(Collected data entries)
((

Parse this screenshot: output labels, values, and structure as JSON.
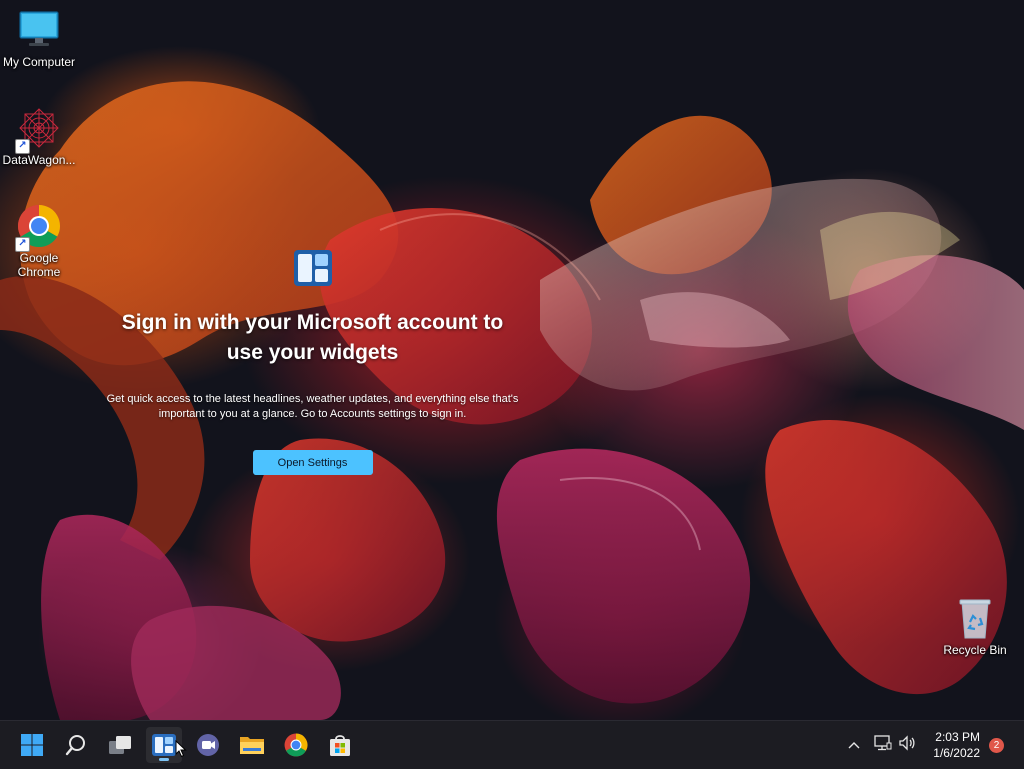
{
  "desktop": {
    "icons": [
      {
        "label": "My Computer",
        "icon": "monitor-icon"
      },
      {
        "label": "DataWagon...",
        "icon": "datawagon-app-icon"
      },
      {
        "label": "Google\nChrome",
        "icon": "chrome-icon"
      },
      {
        "label": "Recycle Bin",
        "icon": "recycle-bin-icon"
      }
    ]
  },
  "widgets": {
    "title_line1": "Sign in with your Microsoft account to",
    "title_line2": "use your widgets",
    "desc_line1": "Get quick access to the latest headlines, weather updates, and everything else that's",
    "desc_line2": "important to you at a glance. Go to Accounts settings to sign in.",
    "button_label": "Open Settings",
    "accent": "#4cc2ff"
  },
  "taskbar": {
    "apps": [
      {
        "name": "start",
        "icon": "windows-start-icon"
      },
      {
        "name": "search",
        "icon": "search-icon"
      },
      {
        "name": "task-view",
        "icon": "task-view-icon"
      },
      {
        "name": "widgets",
        "icon": "widgets-icon",
        "active": true
      },
      {
        "name": "chat",
        "icon": "teams-chat-icon"
      },
      {
        "name": "file-explorer",
        "icon": "folder-icon"
      },
      {
        "name": "chrome",
        "icon": "chrome-icon"
      },
      {
        "name": "store",
        "icon": "store-icon"
      }
    ],
    "tray": {
      "time": "2:03 PM",
      "date": "1/6/2022",
      "notification_count": "2"
    }
  }
}
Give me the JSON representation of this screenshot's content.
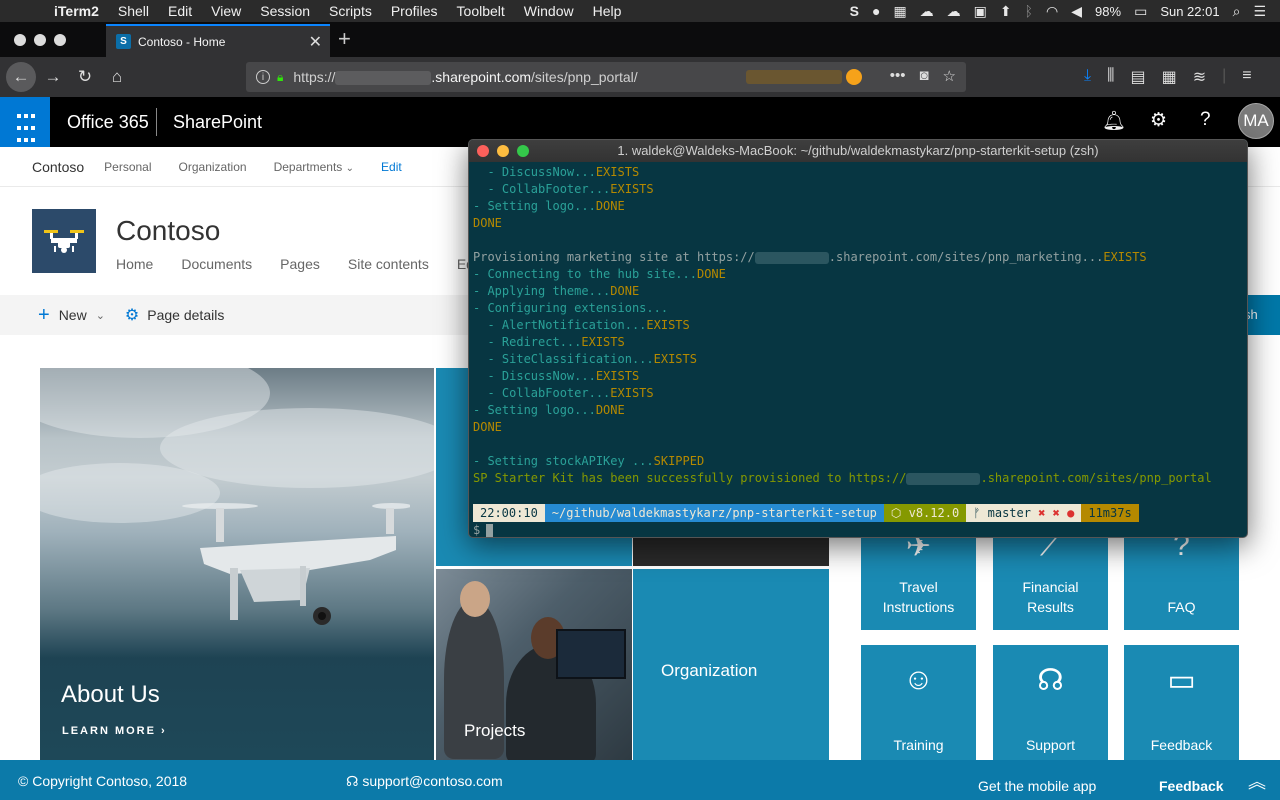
{
  "menubar": {
    "app_name": "iTerm2",
    "items": [
      "Shell",
      "Edit",
      "View",
      "Session",
      "Scripts",
      "Profiles",
      "Toolbelt",
      "Window",
      "Help"
    ],
    "battery": "98%",
    "clock": "Sun 22:01"
  },
  "browser": {
    "tab_title": "Contoso - Home",
    "url_prefix": "https://",
    "url_host": ".sharepoint.com",
    "url_path": "/sites/pnp_portal/"
  },
  "suitebar": {
    "office": "Office 365",
    "sharepoint": "SharePoint",
    "avatar_initials": "MA"
  },
  "hubnav": {
    "title": "Contoso",
    "items": [
      "Personal",
      "Organization",
      "Departments"
    ],
    "edit": "Edit"
  },
  "site": {
    "title": "Contoso",
    "nav": [
      "Home",
      "Documents",
      "Pages",
      "Site contents",
      "Edit"
    ]
  },
  "commandbar": {
    "new": "New",
    "page_details": "Page details",
    "publish_partial": "sh"
  },
  "hero": {
    "about_title": "About Us",
    "learn_more": "LEARN MORE",
    "projects": "Projects",
    "organization": "Organization"
  },
  "quicklinks": [
    {
      "label1": "Travel",
      "label2": "Instructions",
      "icon": "airplane-icon"
    },
    {
      "label1": "Financial",
      "label2": "Results",
      "icon": "chart-icon"
    },
    {
      "label1": "FAQ",
      "label2": "",
      "icon": "question-icon"
    },
    {
      "label1": "Training",
      "label2": "",
      "icon": "training-icon"
    },
    {
      "label1": "Support",
      "label2": "",
      "icon": "headset-icon"
    },
    {
      "label1": "Feedback",
      "label2": "",
      "icon": "feedback-icon"
    }
  ],
  "footer": {
    "copyright": "© Copyright Contoso, 2018",
    "support": "support@contoso.com",
    "mobile": "Get the mobile app",
    "feedback": "Feedback"
  },
  "terminal": {
    "title": "1. waldek@Waldeks-MacBook: ~/github/waldekmastykarz/pnp-starterkit-setup (zsh)",
    "lines": [
      {
        "parts": [
          {
            "t": "  - DiscussNow...",
            "c": "cyan"
          },
          {
            "t": "EXISTS",
            "c": "yellow"
          }
        ]
      },
      {
        "parts": [
          {
            "t": "  - CollabFooter...",
            "c": "cyan"
          },
          {
            "t": "EXISTS",
            "c": "yellow"
          }
        ]
      },
      {
        "parts": [
          {
            "t": "- Setting logo...",
            "c": "cyan"
          },
          {
            "t": "DONE",
            "c": "yellow"
          }
        ]
      },
      {
        "parts": [
          {
            "t": "DONE",
            "c": "yellow"
          }
        ]
      },
      {
        "parts": []
      },
      {
        "parts": [
          {
            "t": "Provisioning marketing site at https://",
            "c": "text"
          },
          {
            "t": "",
            "c": "blur"
          },
          {
            "t": ".sharepoint.com/sites/pnp_marketing...",
            "c": "text"
          },
          {
            "t": "EXISTS",
            "c": "yellow"
          }
        ]
      },
      {
        "parts": [
          {
            "t": "- Connecting to the hub site...",
            "c": "cyan"
          },
          {
            "t": "DONE",
            "c": "yellow"
          }
        ]
      },
      {
        "parts": [
          {
            "t": "- Applying theme...",
            "c": "cyan"
          },
          {
            "t": "DONE",
            "c": "yellow"
          }
        ]
      },
      {
        "parts": [
          {
            "t": "- Configuring extensions...",
            "c": "cyan"
          }
        ]
      },
      {
        "parts": [
          {
            "t": "  - AlertNotification...",
            "c": "cyan"
          },
          {
            "t": "EXISTS",
            "c": "yellow"
          }
        ]
      },
      {
        "parts": [
          {
            "t": "  - Redirect...",
            "c": "cyan"
          },
          {
            "t": "EXISTS",
            "c": "yellow"
          }
        ]
      },
      {
        "parts": [
          {
            "t": "  - SiteClassification...",
            "c": "cyan"
          },
          {
            "t": "EXISTS",
            "c": "yellow"
          }
        ]
      },
      {
        "parts": [
          {
            "t": "  - DiscussNow...",
            "c": "cyan"
          },
          {
            "t": "EXISTS",
            "c": "yellow"
          }
        ]
      },
      {
        "parts": [
          {
            "t": "  - CollabFooter...",
            "c": "cyan"
          },
          {
            "t": "EXISTS",
            "c": "yellow"
          }
        ]
      },
      {
        "parts": [
          {
            "t": "- Setting logo...",
            "c": "cyan"
          },
          {
            "t": "DONE",
            "c": "yellow"
          }
        ]
      },
      {
        "parts": [
          {
            "t": "DONE",
            "c": "yellow"
          }
        ]
      },
      {
        "parts": []
      },
      {
        "parts": [
          {
            "t": "- Setting stockAPIKey ...",
            "c": "cyan"
          },
          {
            "t": "SKIPPED",
            "c": "yellow"
          }
        ]
      },
      {
        "parts": [
          {
            "t": "SP Starter Kit has been successfully provisioned to https://",
            "c": "green"
          },
          {
            "t": "",
            "c": "blur"
          },
          {
            "t": ".sharepoint.com/sites/pnp_portal",
            "c": "green"
          }
        ]
      },
      {
        "parts": []
      }
    ],
    "prompt": {
      "time": "22:00:10",
      "path": "~/github/waldekmastykarz/pnp-starterkit-setup",
      "node": "⬡ v8.12.0",
      "git": "master",
      "git_flags": "✖ ✖ ●",
      "duration": "11m37s",
      "dollar": "$"
    }
  }
}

))

[INSTRUCTION]: Reproduce each record above by retyping it exactly; omit all images.

[EXPECTED OUTPUT]:
Parse this screenshot: output labels, values, and structure as JSON.
{
  "desktop": {
    "icons": [
      {
        "label": "My Computer",
        "icon": "monitor-icon"
      },
      {
        "label": "DataWagon...",
        "icon": "datawagon-app-icon"
      },
      {
        "label": "Google\nChrome",
        "icon": "chrome-icon"
      },
      {
        "label": "Recycle Bin",
        "icon": "recycle-bin-icon"
      }
    ]
  },
  "widgets": {
    "title_line1": "Sign in with your Microsoft account to",
    "title_line2": "use your widgets",
    "desc_line1": "Get quick access to the latest headlines, weather updates, and everything else that's",
    "desc_line2": "important to you at a glance. Go to Accounts settings to sign in.",
    "button_label": "Open Settings",
    "accent": "#4cc2ff"
  },
  "taskbar": {
    "apps": [
      {
        "name": "start",
        "icon": "windows-start-icon"
      },
      {
        "name": "search",
        "icon": "search-icon"
      },
      {
        "name": "task-view",
        "icon": "task-view-icon"
      },
      {
        "name": "widgets",
        "icon": "widgets-icon",
        "active": true
      },
      {
        "name": "chat",
        "icon": "teams-chat-icon"
      },
      {
        "name": "file-explorer",
        "icon": "folder-icon"
      },
      {
        "name": "chrome",
        "icon": "chrome-icon"
      },
      {
        "name": "store",
        "icon": "store-icon"
      }
    ],
    "tray": {
      "time": "2:03 PM",
      "date": "1/6/2022",
      "notification_count": "2"
    }
  }
}
Give me the JSON representation of this screenshot's content.
{
  "menubar": {
    "app_name": "iTerm2",
    "items": [
      "Shell",
      "Edit",
      "View",
      "Session",
      "Scripts",
      "Profiles",
      "Toolbelt",
      "Window",
      "Help"
    ],
    "battery": "98%",
    "clock": "Sun 22:01"
  },
  "browser": {
    "tab_title": "Contoso - Home",
    "url_prefix": "https://",
    "url_host": ".sharepoint.com",
    "url_path": "/sites/pnp_portal/"
  },
  "suitebar": {
    "office": "Office 365",
    "sharepoint": "SharePoint",
    "avatar_initials": "MA"
  },
  "hubnav": {
    "title": "Contoso",
    "items": [
      "Personal",
      "Organization",
      "Departments"
    ],
    "edit": "Edit"
  },
  "site": {
    "title": "Contoso",
    "nav": [
      "Home",
      "Documents",
      "Pages",
      "Site contents",
      "Edit"
    ]
  },
  "commandbar": {
    "new": "New",
    "page_details": "Page details",
    "publish_partial": "sh"
  },
  "hero": {
    "about_title": "About Us",
    "learn_more": "LEARN MORE",
    "projects": "Projects",
    "organization": "Organization"
  },
  "quicklinks": [
    {
      "label1": "Travel",
      "label2": "Instructions",
      "icon": "airplane-icon"
    },
    {
      "label1": "Financial",
      "label2": "Results",
      "icon": "chart-icon"
    },
    {
      "label1": "FAQ",
      "label2": "",
      "icon": "question-icon"
    },
    {
      "label1": "Training",
      "label2": "",
      "icon": "training-icon"
    },
    {
      "label1": "Support",
      "label2": "",
      "icon": "headset-icon"
    },
    {
      "label1": "Feedback",
      "label2": "",
      "icon": "feedback-icon"
    }
  ],
  "footer": {
    "copyright": "© Copyright Contoso, 2018",
    "support": "support@contoso.com",
    "mobile": "Get the mobile app",
    "feedback": "Feedback"
  },
  "terminal": {
    "title": "1. waldek@Waldeks-MacBook: ~/github/waldekmastykarz/pnp-starterkit-setup (zsh)",
    "lines": [
      {
        "parts": [
          {
            "t": "  - DiscussNow...",
            "c": "cyan"
          },
          {
            "t": "EXISTS",
            "c": "yellow"
          }
        ]
      },
      {
        "parts": [
          {
            "t": "  - CollabFooter...",
            "c": "cyan"
          },
          {
            "t": "EXISTS",
            "c": "yellow"
          }
        ]
      },
      {
        "parts": [
          {
            "t": "- Setting logo...",
            "c": "cyan"
          },
          {
            "t": "DONE",
            "c": "yellow"
          }
        ]
      },
      {
        "parts": [
          {
            "t": "DONE",
            "c": "yellow"
          }
        ]
      },
      {
        "parts": []
      },
      {
        "parts": [
          {
            "t": "Provisioning marketing site at https://",
            "c": "text"
          },
          {
            "t": "",
            "c": "blur"
          },
          {
            "t": ".sharepoint.com/sites/pnp_marketing...",
            "c": "text"
          },
          {
            "t": "EXISTS",
            "c": "yellow"
          }
        ]
      },
      {
        "parts": [
          {
            "t": "- Connecting to the hub site...",
            "c": "cyan"
          },
          {
            "t": "DONE",
            "c": "yellow"
          }
        ]
      },
      {
        "parts": [
          {
            "t": "- Applying theme...",
            "c": "cyan"
          },
          {
            "t": "DONE",
            "c": "yellow"
          }
        ]
      },
      {
        "parts": [
          {
            "t": "- Configuring extensions...",
            "c": "cyan"
          }
        ]
      },
      {
        "parts": [
          {
            "t": "  - AlertNotification...",
            "c": "cyan"
          },
          {
            "t": "EXISTS",
            "c": "yellow"
          }
        ]
      },
      {
        "parts": [
          {
            "t": "  - Redirect...",
            "c": "cyan"
          },
          {
            "t": "EXISTS",
            "c": "yellow"
          }
        ]
      },
      {
        "parts": [
          {
            "t": "  - SiteClassification...",
            "c": "cyan"
          },
          {
            "t": "EXISTS",
            "c": "yellow"
          }
        ]
      },
      {
        "parts": [
          {
            "t": "  - DiscussNow...",
            "c": "cyan"
          },
          {
            "t": "EXISTS",
            "c": "yellow"
          }
        ]
      },
      {
        "parts": [
          {
            "t": "  - CollabFooter...",
            "c": "cyan"
          },
          {
            "t": "EXISTS",
            "c": "yellow"
          }
        ]
      },
      {
        "parts": [
          {
            "t": "- Setting logo...",
            "c": "cyan"
          },
          {
            "t": "DONE",
            "c": "yellow"
          }
        ]
      },
      {
        "parts": [
          {
            "t": "DONE",
            "c": "yellow"
          }
        ]
      },
      {
        "parts": []
      },
      {
        "parts": [
          {
            "t": "- Setting stockAPIKey ...",
            "c": "cyan"
          },
          {
            "t": "SKIPPED",
            "c": "yellow"
          }
        ]
      },
      {
        "parts": [
          {
            "t": "SP Starter Kit has been successfully provisioned to https://",
            "c": "green"
          },
          {
            "t": "",
            "c": "blur"
          },
          {
            "t": ".sharepoint.com/sites/pnp_portal",
            "c": "green"
          }
        ]
      },
      {
        "parts": []
      }
    ],
    "prompt": {
      "time": "22:00:10",
      "path": "~/github/waldekmastykarz/pnp-starterkit-setup",
      "node": "⬡ v8.12.0",
      "git": "master",
      "git_flags": "✖ ✖ ●",
      "duration": "11m37s",
      "dollar": "$"
    }
  }
}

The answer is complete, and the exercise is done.